Items from a dataset:
▬▬▬▬▬▬▬▬▬▬

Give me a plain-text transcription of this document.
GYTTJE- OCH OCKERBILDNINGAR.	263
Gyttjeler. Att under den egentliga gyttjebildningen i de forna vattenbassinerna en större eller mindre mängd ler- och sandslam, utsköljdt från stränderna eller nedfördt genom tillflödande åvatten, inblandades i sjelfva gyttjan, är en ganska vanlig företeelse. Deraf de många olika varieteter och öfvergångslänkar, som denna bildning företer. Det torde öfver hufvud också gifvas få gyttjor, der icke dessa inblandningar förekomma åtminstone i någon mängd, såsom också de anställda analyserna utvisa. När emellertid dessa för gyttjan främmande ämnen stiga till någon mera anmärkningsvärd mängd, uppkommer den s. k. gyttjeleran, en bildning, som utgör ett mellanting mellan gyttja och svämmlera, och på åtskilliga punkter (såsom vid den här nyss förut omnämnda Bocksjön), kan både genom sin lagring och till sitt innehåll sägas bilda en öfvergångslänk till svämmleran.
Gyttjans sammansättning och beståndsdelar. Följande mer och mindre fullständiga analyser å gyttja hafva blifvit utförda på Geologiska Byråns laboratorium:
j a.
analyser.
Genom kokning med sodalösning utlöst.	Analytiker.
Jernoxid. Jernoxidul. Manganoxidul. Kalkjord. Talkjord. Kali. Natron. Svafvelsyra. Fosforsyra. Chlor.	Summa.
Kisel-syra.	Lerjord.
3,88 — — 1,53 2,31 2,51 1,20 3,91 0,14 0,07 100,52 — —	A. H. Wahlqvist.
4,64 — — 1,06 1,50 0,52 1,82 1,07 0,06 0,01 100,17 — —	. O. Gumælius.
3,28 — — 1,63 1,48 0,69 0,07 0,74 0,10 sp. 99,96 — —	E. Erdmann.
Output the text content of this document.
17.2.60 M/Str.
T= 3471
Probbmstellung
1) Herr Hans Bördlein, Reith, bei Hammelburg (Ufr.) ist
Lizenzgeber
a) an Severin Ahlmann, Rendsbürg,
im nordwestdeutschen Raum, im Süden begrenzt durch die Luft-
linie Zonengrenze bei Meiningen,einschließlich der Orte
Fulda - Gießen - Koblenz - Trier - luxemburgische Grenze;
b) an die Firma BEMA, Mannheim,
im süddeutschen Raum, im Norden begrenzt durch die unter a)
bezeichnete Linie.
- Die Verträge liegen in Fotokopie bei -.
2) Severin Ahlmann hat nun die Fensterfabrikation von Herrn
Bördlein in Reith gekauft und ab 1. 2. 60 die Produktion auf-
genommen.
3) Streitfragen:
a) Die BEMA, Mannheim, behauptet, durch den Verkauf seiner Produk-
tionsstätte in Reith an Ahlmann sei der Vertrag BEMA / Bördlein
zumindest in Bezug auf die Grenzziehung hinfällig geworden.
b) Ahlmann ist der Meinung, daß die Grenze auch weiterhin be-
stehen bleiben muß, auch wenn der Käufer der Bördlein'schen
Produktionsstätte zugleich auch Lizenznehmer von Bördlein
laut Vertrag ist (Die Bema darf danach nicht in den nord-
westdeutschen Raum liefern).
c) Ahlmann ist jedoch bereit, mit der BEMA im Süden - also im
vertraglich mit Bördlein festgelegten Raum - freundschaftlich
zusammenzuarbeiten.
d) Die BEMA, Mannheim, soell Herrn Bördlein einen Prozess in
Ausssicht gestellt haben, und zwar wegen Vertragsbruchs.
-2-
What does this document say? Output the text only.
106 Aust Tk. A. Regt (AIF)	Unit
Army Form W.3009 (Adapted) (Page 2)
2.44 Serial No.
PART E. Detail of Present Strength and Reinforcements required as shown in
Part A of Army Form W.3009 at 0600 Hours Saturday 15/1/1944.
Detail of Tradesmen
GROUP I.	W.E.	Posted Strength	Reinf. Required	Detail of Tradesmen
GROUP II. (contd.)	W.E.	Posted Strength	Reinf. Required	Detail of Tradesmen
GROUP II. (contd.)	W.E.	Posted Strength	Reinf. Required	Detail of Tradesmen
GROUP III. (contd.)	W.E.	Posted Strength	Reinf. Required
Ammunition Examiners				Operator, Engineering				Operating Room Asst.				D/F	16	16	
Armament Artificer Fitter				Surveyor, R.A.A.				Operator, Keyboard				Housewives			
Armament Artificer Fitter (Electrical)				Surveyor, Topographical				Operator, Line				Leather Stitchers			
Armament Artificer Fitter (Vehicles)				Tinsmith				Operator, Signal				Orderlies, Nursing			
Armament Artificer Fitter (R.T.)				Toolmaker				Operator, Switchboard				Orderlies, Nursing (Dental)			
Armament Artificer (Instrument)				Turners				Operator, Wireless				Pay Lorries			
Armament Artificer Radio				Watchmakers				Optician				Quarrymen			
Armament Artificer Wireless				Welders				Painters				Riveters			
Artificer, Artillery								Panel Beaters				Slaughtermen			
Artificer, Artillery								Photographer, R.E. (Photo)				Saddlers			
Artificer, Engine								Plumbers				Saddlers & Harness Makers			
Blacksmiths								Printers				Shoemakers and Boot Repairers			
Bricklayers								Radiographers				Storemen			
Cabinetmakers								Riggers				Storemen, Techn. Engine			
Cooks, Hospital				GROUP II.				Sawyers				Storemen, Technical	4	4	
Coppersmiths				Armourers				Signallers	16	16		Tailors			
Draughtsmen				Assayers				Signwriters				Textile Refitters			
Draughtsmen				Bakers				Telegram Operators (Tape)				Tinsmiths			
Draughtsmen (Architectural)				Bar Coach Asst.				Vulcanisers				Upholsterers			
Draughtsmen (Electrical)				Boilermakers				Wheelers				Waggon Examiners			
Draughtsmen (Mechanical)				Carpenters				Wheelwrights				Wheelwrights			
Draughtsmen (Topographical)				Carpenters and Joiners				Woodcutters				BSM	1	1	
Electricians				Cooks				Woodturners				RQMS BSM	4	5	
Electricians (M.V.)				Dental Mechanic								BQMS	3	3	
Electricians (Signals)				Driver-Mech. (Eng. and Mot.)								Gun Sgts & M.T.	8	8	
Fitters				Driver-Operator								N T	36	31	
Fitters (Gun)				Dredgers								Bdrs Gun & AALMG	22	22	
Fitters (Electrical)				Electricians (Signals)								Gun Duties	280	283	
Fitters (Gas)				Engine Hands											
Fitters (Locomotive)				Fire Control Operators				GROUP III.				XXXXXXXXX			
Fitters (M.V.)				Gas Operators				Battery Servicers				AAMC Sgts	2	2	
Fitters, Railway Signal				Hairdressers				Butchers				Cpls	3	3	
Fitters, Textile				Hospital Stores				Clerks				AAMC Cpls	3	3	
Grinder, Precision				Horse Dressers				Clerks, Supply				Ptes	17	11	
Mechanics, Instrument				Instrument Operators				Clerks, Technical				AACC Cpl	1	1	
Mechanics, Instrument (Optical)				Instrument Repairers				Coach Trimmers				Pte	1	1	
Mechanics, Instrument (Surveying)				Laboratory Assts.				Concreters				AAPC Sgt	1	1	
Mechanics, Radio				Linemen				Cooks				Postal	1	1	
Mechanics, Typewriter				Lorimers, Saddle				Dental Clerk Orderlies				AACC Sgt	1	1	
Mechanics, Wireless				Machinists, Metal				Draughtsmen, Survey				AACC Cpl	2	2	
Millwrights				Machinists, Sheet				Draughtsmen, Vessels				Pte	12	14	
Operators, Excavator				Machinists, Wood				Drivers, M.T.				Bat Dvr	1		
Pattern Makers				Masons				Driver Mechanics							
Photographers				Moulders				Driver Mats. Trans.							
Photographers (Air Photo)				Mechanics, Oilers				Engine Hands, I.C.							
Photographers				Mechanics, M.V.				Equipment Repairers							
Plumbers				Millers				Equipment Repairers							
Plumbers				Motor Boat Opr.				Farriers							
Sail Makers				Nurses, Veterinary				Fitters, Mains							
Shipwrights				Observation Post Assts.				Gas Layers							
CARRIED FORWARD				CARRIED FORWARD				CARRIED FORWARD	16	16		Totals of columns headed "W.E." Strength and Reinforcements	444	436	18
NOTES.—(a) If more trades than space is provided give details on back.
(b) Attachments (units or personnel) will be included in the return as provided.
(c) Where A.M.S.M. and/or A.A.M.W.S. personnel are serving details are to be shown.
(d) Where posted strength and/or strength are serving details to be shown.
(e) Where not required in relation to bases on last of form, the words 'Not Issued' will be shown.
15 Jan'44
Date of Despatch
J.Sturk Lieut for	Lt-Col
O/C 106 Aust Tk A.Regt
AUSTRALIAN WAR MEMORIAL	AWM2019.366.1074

▬▬▬▬▬▬▬▬▬▬

**Task directions:** Pick from the records each line that contains the word "Examiners" and show it.

**Reply to the task:**
Ammunition Examiners				Operator, Engineering				Operating Room Asst.				D/F	16	16	
Draughtsmen (Electrical)				Boilermakers				Wheelers				Waggon Examiners			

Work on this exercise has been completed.